Source data
= = = = = = =

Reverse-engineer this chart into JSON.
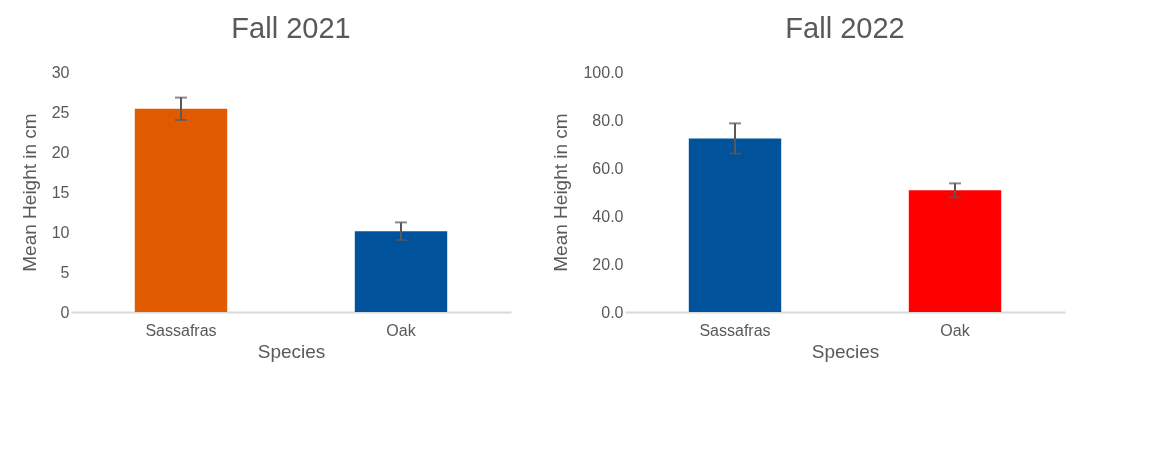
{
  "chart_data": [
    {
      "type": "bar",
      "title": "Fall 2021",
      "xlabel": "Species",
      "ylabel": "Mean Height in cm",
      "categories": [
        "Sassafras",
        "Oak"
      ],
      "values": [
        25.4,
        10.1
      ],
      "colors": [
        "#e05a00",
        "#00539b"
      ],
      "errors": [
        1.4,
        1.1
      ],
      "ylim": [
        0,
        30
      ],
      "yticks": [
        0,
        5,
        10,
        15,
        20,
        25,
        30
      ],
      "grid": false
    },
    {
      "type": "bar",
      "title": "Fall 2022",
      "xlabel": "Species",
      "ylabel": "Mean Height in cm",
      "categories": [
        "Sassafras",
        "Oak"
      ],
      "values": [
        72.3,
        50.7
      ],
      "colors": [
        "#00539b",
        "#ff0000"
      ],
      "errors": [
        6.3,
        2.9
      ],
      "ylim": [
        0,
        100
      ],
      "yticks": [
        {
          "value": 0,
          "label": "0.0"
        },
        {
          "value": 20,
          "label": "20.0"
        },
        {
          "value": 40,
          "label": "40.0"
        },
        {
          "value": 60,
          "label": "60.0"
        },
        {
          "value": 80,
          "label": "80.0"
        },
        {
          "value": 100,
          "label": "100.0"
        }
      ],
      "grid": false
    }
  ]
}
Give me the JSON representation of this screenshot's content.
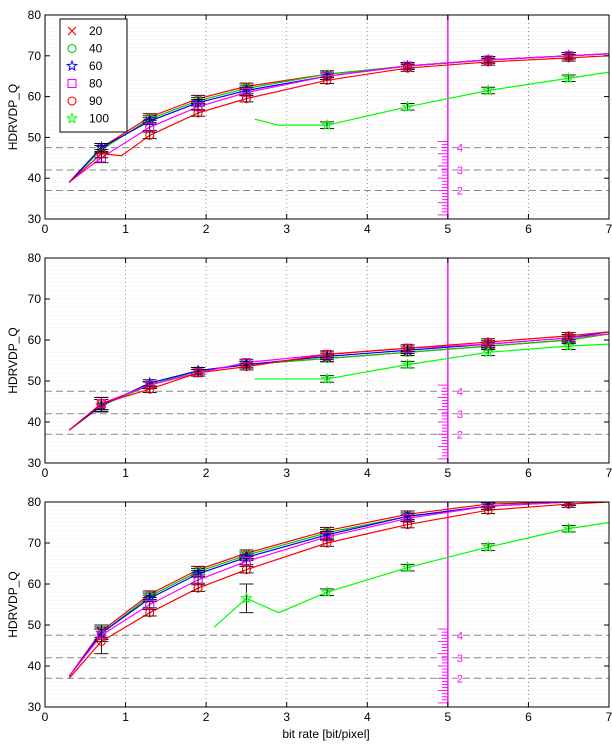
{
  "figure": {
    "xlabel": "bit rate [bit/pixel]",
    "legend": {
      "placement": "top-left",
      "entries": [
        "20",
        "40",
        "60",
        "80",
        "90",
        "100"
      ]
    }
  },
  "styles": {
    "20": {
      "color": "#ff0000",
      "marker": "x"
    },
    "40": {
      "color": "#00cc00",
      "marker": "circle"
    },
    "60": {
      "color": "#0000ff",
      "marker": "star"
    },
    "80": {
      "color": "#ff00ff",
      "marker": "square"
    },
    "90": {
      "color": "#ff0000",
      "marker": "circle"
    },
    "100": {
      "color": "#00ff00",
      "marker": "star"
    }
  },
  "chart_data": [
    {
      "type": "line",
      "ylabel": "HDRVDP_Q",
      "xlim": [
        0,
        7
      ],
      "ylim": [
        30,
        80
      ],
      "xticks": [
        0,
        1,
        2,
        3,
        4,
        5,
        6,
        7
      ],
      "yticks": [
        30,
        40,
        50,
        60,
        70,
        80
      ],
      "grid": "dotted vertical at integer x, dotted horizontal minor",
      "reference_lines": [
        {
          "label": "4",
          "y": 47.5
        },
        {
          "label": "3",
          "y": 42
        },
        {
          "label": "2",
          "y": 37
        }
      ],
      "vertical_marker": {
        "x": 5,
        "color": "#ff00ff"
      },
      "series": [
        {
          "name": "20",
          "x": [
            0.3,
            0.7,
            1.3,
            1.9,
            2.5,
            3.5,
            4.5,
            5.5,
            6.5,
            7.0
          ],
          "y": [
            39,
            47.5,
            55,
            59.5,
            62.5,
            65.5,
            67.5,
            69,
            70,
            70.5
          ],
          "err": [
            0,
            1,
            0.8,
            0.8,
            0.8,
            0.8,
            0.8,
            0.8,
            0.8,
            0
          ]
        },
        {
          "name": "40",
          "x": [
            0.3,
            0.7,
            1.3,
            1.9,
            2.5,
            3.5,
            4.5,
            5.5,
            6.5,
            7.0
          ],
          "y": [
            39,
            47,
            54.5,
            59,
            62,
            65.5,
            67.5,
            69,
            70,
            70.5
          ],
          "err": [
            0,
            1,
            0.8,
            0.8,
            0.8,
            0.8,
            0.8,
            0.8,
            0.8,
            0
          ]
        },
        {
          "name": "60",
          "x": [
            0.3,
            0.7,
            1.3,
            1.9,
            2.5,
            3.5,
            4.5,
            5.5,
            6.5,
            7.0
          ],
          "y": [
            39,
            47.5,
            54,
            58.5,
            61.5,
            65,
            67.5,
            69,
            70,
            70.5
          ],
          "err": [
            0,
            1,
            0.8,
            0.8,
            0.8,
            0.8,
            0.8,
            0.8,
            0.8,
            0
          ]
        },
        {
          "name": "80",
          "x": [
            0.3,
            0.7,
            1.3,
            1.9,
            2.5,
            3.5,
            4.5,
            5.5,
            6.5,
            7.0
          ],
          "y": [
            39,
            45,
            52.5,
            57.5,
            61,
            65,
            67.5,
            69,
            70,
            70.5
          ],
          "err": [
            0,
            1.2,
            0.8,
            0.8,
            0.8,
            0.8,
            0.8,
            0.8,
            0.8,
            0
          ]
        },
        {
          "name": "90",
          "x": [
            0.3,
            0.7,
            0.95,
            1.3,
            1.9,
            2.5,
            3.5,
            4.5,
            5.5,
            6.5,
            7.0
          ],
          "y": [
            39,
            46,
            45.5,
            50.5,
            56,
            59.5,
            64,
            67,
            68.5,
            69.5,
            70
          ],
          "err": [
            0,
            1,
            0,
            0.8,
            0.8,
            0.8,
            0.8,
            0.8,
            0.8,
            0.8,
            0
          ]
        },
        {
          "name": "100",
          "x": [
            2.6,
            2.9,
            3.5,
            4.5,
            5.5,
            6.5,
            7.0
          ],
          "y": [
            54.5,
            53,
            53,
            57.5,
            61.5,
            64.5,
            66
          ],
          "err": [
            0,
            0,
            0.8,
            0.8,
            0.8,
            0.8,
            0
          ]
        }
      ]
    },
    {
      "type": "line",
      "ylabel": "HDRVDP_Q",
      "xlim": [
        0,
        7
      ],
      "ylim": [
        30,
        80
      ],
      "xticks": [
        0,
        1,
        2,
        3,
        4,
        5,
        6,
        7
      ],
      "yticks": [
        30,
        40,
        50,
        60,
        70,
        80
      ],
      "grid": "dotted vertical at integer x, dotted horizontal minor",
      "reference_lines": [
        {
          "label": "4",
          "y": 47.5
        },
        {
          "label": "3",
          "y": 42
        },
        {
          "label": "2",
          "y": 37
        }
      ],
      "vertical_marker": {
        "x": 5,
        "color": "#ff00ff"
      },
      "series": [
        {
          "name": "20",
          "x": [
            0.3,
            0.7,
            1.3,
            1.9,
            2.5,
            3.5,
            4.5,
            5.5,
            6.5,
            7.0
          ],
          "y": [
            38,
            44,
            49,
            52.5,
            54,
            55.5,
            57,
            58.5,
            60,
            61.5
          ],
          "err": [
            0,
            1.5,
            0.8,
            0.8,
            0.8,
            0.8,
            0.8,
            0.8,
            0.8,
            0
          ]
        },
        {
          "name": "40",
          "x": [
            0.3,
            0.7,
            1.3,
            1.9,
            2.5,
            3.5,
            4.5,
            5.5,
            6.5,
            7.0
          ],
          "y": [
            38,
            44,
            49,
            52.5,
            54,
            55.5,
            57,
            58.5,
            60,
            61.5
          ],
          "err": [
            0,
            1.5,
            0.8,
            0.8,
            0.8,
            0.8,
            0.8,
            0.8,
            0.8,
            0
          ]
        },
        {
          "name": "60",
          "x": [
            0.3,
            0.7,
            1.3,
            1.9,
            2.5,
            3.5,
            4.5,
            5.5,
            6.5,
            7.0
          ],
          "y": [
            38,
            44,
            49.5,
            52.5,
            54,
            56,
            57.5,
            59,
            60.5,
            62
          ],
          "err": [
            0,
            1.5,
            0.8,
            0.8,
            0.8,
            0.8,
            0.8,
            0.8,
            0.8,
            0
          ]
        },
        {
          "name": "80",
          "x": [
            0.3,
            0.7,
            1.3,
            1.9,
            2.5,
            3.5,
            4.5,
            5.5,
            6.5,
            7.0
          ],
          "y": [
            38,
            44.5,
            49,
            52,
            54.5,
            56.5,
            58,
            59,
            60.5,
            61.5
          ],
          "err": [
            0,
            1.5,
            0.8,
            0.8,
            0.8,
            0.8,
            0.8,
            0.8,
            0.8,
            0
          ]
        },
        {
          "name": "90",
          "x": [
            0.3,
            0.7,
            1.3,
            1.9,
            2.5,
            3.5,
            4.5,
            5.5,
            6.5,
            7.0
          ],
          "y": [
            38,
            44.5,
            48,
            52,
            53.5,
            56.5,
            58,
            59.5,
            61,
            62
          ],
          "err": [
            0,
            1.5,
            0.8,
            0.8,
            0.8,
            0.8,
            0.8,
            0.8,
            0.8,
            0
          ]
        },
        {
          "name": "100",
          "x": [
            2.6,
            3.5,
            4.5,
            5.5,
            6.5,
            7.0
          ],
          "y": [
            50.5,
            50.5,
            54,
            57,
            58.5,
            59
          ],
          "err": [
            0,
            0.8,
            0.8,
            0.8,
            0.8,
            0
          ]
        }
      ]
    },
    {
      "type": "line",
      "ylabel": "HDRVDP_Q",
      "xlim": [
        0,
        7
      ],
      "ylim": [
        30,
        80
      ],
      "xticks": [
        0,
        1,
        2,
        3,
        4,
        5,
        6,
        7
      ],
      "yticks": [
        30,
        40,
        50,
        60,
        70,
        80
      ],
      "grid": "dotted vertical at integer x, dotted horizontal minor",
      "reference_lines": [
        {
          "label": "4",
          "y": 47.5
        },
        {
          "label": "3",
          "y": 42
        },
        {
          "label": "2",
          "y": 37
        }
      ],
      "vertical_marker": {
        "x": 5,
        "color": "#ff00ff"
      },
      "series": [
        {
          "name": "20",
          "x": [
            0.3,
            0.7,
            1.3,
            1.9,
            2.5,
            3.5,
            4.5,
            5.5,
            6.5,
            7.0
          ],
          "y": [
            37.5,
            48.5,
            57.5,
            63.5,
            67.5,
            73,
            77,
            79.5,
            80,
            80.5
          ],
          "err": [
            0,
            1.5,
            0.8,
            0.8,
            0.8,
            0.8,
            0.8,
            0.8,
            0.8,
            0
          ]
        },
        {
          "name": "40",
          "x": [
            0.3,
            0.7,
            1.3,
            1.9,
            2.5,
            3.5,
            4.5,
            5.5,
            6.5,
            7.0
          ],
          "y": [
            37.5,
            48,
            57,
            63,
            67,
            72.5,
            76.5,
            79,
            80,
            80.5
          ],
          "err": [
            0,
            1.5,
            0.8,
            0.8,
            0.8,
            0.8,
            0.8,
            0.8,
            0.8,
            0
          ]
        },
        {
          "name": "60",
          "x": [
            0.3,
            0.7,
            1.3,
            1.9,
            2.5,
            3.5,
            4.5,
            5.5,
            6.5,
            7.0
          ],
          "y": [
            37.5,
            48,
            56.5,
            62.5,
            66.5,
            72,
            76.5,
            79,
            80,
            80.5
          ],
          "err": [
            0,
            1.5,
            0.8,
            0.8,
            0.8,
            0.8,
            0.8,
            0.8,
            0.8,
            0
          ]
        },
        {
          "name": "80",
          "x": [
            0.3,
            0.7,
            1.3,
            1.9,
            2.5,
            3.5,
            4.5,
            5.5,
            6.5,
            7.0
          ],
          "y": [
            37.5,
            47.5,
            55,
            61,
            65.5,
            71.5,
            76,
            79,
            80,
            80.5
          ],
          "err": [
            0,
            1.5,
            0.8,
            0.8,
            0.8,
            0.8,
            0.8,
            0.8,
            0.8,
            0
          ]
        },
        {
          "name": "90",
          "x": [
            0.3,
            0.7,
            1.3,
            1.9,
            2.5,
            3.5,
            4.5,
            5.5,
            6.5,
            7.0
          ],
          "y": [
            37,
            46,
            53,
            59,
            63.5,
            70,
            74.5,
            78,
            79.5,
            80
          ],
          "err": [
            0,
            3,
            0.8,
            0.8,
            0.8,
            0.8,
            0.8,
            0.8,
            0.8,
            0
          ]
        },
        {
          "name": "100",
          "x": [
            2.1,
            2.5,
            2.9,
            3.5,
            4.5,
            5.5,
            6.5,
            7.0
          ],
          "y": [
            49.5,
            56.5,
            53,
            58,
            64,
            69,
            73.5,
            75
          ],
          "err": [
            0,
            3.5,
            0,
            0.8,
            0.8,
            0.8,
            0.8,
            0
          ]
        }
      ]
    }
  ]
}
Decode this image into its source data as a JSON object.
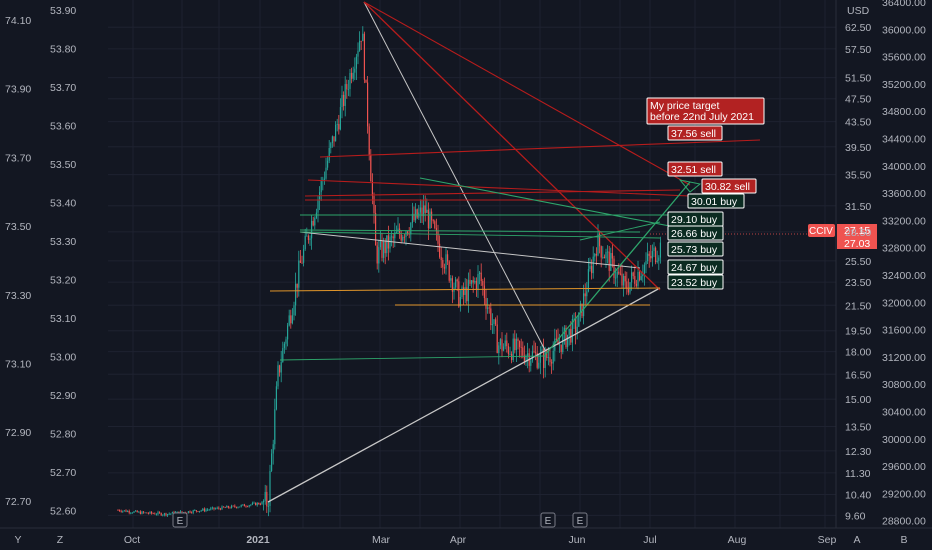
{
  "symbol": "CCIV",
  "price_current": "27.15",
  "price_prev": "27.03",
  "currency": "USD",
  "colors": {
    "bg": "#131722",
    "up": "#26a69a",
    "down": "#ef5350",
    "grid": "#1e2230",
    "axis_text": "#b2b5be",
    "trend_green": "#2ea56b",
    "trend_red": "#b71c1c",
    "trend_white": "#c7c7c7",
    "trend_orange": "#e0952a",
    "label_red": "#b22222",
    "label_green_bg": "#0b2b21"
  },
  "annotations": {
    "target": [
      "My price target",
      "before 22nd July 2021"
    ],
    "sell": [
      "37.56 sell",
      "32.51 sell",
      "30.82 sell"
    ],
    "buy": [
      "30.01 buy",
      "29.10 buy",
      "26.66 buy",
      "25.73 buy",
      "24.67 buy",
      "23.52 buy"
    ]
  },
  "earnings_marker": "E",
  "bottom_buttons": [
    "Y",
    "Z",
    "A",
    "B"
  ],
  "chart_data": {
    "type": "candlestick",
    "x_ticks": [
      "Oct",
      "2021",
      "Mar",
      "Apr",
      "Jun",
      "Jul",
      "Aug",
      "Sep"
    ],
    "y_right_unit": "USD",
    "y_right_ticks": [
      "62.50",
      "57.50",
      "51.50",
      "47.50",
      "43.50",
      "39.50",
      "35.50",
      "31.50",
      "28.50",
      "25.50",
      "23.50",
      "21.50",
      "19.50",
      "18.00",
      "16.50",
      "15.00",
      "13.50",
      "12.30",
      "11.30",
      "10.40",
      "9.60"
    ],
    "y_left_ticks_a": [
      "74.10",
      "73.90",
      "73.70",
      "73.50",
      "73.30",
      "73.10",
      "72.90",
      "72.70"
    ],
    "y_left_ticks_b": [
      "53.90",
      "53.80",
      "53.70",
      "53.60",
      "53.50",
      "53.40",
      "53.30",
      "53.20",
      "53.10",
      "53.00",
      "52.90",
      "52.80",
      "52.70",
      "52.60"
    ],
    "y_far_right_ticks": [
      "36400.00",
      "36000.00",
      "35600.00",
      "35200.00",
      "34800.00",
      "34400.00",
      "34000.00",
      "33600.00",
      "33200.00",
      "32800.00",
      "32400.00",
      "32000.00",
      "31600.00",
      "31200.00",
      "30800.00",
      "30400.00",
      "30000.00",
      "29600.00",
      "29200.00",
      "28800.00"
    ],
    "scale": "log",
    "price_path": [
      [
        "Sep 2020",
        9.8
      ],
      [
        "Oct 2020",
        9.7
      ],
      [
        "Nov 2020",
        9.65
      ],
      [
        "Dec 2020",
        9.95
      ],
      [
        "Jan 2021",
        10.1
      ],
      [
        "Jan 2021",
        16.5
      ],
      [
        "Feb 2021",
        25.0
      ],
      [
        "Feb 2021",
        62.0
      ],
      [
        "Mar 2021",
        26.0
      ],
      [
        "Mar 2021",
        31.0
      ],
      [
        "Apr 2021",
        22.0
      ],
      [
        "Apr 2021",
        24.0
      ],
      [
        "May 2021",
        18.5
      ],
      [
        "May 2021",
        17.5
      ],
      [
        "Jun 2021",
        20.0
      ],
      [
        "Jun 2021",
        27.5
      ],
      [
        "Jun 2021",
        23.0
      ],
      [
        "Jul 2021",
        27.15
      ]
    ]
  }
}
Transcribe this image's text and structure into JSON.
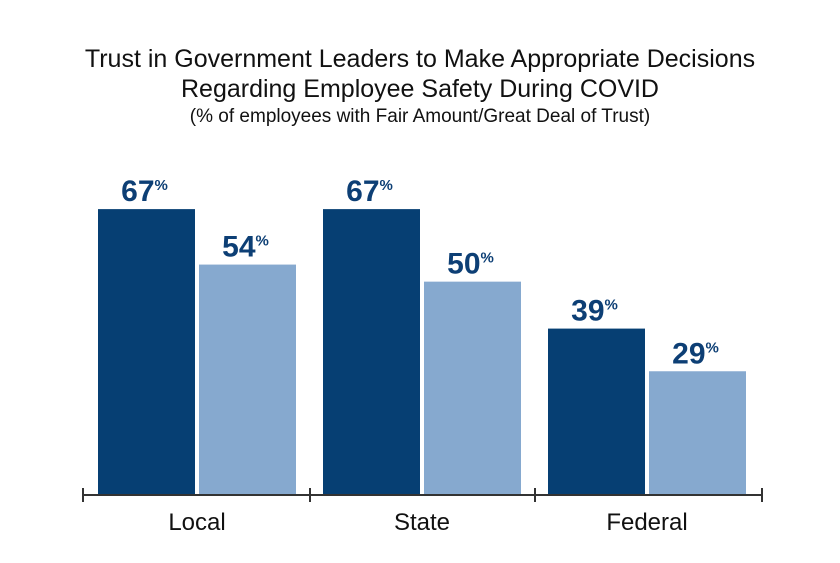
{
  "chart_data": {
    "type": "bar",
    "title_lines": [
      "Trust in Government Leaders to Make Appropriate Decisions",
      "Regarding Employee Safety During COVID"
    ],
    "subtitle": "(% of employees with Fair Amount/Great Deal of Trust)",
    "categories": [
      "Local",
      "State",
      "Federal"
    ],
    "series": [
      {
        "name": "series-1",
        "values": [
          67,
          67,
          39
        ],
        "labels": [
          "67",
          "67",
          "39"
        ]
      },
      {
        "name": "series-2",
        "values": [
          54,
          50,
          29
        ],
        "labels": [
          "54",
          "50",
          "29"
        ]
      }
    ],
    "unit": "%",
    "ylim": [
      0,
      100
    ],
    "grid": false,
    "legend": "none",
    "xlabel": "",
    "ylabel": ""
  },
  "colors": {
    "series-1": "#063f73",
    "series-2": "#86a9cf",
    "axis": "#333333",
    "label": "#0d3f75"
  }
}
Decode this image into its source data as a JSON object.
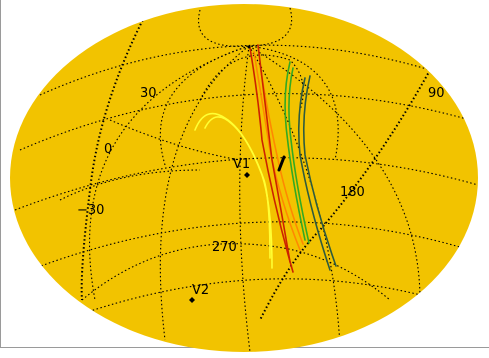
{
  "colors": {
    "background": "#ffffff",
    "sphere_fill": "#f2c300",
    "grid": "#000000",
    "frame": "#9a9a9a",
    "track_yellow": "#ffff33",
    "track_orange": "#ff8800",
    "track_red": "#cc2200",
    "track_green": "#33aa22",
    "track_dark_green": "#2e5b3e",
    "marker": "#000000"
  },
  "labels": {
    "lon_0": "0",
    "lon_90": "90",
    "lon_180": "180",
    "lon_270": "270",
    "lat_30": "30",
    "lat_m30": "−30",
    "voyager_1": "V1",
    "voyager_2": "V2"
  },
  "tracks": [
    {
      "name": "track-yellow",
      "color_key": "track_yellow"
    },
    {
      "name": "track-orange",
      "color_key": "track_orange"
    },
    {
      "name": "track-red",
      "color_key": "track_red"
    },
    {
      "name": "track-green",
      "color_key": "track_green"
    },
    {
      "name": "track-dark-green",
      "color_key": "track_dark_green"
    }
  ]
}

= = = = = = =

### PROBLEM DETAILS
Take each line of the material that contains the word "into" and list it.

### FULL RESPONSE
Reverse-engineer this chart into JSON.
Decode this image into its source data as a JSON object.
Transcribe this image's text and structure into JSON.
Decode this image into its source data as a JSON object.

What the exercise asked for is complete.